___ Record extracts ___

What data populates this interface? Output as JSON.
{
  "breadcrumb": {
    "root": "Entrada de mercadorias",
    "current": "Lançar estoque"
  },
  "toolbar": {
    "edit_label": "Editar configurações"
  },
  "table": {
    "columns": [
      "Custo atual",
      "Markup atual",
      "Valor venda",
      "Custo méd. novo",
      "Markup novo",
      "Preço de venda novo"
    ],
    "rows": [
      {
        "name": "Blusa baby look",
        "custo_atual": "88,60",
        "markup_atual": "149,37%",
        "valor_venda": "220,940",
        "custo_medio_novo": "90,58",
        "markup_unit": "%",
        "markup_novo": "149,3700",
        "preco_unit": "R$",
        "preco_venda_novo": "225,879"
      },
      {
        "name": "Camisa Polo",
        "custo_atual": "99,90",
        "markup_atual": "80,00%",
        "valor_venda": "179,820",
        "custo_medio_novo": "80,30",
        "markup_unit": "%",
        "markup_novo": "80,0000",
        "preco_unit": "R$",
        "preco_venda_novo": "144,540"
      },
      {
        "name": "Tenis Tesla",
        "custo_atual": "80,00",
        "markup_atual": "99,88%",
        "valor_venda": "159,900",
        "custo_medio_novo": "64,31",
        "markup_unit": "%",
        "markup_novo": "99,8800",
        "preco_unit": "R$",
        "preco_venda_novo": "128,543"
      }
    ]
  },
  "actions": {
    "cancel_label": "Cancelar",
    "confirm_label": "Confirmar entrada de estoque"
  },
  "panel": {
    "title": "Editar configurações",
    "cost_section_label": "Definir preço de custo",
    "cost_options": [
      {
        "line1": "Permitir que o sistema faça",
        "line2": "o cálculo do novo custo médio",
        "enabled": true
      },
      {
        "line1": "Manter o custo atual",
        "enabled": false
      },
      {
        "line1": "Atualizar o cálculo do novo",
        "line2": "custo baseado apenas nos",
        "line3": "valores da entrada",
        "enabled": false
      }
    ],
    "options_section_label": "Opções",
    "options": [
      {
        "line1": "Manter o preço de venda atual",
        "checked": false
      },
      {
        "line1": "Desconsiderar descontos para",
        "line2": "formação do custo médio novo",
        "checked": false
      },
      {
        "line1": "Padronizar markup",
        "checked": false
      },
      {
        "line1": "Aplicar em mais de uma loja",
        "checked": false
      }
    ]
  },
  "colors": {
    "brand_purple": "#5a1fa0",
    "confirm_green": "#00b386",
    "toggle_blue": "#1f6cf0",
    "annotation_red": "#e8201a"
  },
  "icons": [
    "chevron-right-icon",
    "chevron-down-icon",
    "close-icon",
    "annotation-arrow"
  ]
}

___

_Objective_
Count the lines in which the string "chevron" appears, then report only that figure.

_Output of the exercise_
2